2024/01/15
マオ(Vo)のコンディション不良を乗り越え、2023年1月に約1年2か月ぶりにライブ活動を再開したシド。バンドのキャリア史上最大と言っても過言ではない苦難を乗り越え、結成20周年イヤーを突っ走ってきた彼らが、その集大成として2023年12月27日に東京・日本武道館にて【SID 20th Anniversary GRAND FINAL「いちばん好きな場所」】を開催した。
ドレープ状の布と大きなシャンデリアによってグラマラスに彩られたステージ。幻想的なSEの中、ゆうや(Dr)、Shinji(Gt)、明希(Ba)、マオとメンバーが一人ずつ登場する。Shinjiのアルペジオから始まったのは1stアルバム『憐哀-レンアイ-』収録の哀愁たっぷりのバラード「紫陽花」。活動初期の情熱的な音色が武道館に響き渡る。そこから、久しぶりの披露となった「NOMAD」でモダンな美しさを魅せると、まさにこの日に相応しい「ANNIVERSARY」で爽やかに、会場を“光”で照らす。メンバーもファンも笑顔が弾けている。
すっかり上がった状態となったボルテージをそのままに、バンドは「アリバイ」(2ndアルバム『星の都』収録)「罠」(3rdアルバム『play』収録)「妄想日記」(『憐哀-レンアイ-』収録)と活動初期の人気曲をたたみ掛ける。この時期のシドならではのディープな世界観はもちろん、ファンキーさやレトロ感などを取り入れたサウンドの多彩さが際立つ形となった。彼らが初期から非常にクリエイティブなバンドであったと改めて実感したブロックだった。

※

作業内容:
**1)** ライブレポートによると、シドが2023年12月27日に公演を開催した会場はどこですか。
**2)** ライブレポートのうち、「すっかり上がった状態となった」から始まり「めて実感したブロックだった。」で終わる部分を、一字一句変えずに書き出してください。
この後に続く資料は、どの作業にも使いません。

[レイアウトデータセットの行]
※

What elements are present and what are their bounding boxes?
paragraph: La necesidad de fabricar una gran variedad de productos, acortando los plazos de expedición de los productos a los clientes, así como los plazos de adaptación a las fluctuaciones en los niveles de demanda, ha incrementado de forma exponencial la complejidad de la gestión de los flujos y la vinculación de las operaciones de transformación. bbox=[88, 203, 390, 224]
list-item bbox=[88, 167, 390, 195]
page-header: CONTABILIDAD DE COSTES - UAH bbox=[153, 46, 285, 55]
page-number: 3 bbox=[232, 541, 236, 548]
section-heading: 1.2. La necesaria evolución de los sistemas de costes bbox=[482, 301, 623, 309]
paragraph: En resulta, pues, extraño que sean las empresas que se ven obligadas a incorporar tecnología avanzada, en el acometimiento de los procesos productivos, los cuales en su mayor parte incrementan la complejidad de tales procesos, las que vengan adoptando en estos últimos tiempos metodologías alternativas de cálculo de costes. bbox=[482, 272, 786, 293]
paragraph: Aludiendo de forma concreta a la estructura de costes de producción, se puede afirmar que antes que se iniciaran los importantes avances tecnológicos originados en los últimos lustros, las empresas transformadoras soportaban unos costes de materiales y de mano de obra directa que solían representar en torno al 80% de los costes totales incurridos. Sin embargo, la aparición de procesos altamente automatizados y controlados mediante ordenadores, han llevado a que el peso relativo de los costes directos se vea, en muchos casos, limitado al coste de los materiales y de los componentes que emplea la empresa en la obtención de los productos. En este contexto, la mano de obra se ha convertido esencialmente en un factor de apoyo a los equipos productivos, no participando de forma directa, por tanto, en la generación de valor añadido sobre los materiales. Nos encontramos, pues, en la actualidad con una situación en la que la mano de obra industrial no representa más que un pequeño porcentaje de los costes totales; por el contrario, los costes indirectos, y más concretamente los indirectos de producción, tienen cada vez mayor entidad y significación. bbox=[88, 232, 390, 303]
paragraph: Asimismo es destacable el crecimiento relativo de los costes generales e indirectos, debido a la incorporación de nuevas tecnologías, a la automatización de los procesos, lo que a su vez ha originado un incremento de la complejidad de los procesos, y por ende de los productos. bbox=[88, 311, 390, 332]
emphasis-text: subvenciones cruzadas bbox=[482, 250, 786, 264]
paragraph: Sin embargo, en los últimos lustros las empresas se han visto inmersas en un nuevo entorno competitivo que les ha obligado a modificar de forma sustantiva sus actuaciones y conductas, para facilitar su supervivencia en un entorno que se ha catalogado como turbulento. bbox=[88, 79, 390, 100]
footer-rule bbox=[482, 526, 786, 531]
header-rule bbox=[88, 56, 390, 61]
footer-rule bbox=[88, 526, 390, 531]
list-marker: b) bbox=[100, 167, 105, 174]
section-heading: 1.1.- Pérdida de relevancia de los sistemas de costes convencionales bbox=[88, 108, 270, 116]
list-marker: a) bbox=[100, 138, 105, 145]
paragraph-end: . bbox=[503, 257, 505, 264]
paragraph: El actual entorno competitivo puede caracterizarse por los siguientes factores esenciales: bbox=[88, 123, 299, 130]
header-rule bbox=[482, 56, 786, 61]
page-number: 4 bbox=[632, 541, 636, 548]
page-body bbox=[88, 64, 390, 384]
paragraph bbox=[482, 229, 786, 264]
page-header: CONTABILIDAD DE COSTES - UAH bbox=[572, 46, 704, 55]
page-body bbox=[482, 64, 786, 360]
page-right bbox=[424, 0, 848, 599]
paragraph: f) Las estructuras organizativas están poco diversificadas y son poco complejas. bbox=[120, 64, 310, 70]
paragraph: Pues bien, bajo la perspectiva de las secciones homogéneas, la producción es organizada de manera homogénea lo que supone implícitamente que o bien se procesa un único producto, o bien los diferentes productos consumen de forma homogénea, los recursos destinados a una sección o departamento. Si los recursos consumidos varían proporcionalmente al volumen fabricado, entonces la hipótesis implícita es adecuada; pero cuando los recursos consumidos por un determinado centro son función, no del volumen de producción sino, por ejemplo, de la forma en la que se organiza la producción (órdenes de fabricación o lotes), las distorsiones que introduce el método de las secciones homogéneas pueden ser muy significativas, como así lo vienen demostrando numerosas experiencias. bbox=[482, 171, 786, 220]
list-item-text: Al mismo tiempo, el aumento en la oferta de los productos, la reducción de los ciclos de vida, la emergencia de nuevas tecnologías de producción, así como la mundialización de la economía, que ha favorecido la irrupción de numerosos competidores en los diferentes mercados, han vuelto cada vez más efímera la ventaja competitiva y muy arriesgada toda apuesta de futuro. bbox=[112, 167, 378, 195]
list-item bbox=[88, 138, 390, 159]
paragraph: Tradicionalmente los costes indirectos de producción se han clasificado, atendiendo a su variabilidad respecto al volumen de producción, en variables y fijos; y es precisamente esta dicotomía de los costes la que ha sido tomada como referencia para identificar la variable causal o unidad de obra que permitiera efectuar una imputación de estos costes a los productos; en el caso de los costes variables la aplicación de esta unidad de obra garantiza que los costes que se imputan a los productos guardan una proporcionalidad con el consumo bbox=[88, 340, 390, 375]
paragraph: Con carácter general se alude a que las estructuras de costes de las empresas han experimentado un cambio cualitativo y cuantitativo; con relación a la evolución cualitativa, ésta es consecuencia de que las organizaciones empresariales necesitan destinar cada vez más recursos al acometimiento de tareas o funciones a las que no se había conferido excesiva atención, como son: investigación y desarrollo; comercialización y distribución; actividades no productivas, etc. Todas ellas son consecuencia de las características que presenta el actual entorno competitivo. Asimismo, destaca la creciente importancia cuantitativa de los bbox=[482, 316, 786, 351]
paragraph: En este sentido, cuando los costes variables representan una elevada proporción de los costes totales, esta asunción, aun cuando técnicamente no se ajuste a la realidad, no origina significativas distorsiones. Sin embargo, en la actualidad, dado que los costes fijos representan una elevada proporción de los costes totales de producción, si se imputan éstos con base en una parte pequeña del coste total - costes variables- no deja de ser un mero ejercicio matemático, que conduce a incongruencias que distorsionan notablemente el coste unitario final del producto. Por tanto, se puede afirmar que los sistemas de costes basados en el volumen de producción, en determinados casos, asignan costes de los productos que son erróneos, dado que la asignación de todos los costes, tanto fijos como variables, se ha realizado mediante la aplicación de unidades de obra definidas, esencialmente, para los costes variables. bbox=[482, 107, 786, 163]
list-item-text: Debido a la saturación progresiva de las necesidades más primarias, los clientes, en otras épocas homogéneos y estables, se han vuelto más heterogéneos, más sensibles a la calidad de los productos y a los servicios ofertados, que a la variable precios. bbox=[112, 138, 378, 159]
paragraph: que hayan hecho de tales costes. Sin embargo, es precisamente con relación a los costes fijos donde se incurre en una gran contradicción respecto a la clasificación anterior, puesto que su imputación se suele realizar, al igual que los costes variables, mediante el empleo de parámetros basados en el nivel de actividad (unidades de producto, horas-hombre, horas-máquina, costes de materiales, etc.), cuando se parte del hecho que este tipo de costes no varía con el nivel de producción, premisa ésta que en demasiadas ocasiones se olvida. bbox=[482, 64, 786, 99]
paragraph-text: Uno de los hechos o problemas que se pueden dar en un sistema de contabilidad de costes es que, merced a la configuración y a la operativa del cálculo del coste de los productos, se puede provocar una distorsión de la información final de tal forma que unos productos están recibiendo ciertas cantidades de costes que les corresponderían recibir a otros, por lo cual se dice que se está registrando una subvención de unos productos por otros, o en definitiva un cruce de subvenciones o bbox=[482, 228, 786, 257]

※

作業結果:
**1)** 東京・日本武道館です。

**2)**
すっかり上がった状態となったボルテージをそのままに、バンドは「アリバイ」(2ndアルバム『星の都』収録)「罠」(3rdアルバム『play』収録)「妄想日記」(『憐哀-レンアイ-』収録)と活動初期の人気曲をたたみ掛ける。この時期のシドならではのディープな世界観はもちろん、ファンキーさやレトロ感などを取り入れたサウンドの多彩さが際立つ形となった。彼らが初期から非常にクリエイティブなバンドであったと改めて実感したブロックだった。